---------- Supplied data ----------

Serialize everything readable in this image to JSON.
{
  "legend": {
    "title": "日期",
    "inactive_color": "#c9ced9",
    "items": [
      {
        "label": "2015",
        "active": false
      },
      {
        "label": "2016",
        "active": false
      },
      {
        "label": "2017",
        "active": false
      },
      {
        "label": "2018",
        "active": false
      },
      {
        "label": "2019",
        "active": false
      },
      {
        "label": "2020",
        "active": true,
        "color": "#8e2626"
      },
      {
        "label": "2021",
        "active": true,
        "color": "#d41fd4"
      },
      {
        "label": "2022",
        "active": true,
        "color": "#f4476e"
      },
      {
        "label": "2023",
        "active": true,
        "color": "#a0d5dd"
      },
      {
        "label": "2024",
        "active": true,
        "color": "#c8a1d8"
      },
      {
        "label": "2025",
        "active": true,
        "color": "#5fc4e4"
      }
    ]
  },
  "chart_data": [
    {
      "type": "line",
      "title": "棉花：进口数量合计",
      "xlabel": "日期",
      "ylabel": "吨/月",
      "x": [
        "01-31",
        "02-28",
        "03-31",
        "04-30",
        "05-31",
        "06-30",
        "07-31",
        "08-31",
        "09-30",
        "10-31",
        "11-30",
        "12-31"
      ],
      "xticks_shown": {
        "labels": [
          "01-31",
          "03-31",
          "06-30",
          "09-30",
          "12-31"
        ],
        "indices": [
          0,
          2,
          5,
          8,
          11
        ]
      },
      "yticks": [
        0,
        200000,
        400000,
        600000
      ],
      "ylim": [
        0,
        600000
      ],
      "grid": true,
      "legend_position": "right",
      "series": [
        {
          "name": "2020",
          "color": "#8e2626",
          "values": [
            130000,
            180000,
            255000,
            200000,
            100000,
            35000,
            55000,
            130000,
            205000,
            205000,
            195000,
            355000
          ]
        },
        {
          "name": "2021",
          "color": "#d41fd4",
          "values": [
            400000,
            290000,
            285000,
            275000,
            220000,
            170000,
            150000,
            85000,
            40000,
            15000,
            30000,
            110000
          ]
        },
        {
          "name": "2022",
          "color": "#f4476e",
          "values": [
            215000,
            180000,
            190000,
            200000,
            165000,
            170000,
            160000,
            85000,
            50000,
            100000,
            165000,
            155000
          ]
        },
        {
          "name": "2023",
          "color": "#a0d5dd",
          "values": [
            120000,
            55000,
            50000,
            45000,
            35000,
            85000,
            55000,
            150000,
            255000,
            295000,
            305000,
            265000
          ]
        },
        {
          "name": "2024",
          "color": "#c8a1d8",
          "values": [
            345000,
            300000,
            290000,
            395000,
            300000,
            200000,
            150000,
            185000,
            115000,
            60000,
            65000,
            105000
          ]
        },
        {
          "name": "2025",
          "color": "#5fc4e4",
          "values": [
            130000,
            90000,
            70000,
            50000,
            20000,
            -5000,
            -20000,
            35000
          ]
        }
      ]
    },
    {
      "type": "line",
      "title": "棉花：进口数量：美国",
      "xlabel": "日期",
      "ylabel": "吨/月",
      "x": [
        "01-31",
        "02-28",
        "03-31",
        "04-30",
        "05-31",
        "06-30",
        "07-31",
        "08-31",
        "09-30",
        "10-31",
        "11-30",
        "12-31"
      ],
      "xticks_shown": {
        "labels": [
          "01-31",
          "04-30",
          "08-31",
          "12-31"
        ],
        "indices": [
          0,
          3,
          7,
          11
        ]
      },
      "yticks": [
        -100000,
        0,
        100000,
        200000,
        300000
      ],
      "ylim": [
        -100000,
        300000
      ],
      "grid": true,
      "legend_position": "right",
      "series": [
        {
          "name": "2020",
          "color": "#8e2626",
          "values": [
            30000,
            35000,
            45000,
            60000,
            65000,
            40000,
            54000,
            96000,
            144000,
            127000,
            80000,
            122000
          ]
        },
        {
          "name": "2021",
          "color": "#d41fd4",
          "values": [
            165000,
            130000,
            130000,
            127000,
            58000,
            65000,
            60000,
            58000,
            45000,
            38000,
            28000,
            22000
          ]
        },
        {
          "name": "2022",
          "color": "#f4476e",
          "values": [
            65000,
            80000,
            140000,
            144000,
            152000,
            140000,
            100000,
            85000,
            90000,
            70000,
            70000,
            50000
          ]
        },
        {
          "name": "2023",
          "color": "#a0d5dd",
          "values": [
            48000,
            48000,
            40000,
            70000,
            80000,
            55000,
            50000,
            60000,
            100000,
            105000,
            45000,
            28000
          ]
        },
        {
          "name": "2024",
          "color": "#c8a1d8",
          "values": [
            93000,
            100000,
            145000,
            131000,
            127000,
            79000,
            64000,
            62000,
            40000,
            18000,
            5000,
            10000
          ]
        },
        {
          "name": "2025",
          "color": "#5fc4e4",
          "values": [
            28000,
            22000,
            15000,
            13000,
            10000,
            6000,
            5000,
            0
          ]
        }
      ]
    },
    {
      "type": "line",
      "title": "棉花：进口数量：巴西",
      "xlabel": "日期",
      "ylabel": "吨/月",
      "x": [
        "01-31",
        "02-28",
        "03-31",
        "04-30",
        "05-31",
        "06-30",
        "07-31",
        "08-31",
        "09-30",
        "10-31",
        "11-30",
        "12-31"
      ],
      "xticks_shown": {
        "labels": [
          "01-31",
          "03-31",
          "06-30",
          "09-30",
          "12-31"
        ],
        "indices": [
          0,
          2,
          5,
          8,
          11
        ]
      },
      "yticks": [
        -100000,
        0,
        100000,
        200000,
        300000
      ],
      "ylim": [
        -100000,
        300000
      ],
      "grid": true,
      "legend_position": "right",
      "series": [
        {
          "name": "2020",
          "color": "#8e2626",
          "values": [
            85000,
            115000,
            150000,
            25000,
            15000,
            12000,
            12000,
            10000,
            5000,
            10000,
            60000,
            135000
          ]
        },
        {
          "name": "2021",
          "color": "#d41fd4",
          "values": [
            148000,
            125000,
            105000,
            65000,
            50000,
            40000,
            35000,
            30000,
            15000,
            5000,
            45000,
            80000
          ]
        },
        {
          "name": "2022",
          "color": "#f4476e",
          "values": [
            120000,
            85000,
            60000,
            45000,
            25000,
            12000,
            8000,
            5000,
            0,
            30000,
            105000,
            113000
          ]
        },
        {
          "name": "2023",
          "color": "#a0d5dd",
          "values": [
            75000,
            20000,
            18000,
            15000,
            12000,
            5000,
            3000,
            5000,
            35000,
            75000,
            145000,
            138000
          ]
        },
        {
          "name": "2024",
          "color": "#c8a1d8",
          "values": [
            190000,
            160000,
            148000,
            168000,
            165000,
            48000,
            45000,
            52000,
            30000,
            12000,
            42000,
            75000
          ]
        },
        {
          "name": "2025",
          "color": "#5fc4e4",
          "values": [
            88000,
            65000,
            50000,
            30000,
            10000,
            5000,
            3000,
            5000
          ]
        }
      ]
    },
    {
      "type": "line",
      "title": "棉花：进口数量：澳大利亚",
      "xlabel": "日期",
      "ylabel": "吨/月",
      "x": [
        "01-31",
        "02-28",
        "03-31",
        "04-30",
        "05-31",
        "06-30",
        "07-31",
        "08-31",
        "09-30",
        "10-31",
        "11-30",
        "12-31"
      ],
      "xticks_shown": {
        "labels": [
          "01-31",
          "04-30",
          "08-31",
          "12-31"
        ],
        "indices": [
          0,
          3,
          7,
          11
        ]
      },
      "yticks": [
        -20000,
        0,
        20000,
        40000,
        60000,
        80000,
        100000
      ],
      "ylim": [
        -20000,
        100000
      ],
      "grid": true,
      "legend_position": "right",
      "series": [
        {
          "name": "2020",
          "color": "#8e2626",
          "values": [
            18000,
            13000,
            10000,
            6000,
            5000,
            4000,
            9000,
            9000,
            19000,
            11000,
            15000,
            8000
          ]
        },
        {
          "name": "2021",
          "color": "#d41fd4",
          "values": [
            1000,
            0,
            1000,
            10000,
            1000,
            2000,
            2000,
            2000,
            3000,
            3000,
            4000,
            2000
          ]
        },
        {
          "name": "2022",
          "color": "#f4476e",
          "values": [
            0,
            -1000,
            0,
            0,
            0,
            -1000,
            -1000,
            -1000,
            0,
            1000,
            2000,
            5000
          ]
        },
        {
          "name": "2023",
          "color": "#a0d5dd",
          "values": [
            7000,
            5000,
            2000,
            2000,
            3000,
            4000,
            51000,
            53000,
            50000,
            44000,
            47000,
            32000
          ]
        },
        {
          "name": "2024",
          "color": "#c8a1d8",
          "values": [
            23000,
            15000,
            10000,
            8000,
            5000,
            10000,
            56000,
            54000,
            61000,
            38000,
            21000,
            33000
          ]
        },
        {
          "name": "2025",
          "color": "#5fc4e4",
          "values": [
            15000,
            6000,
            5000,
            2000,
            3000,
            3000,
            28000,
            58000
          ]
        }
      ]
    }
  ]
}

----------

**What this task involves**
Tally the lines in the listing that hold "title" and report the number alone.

**Response to this exercise**
5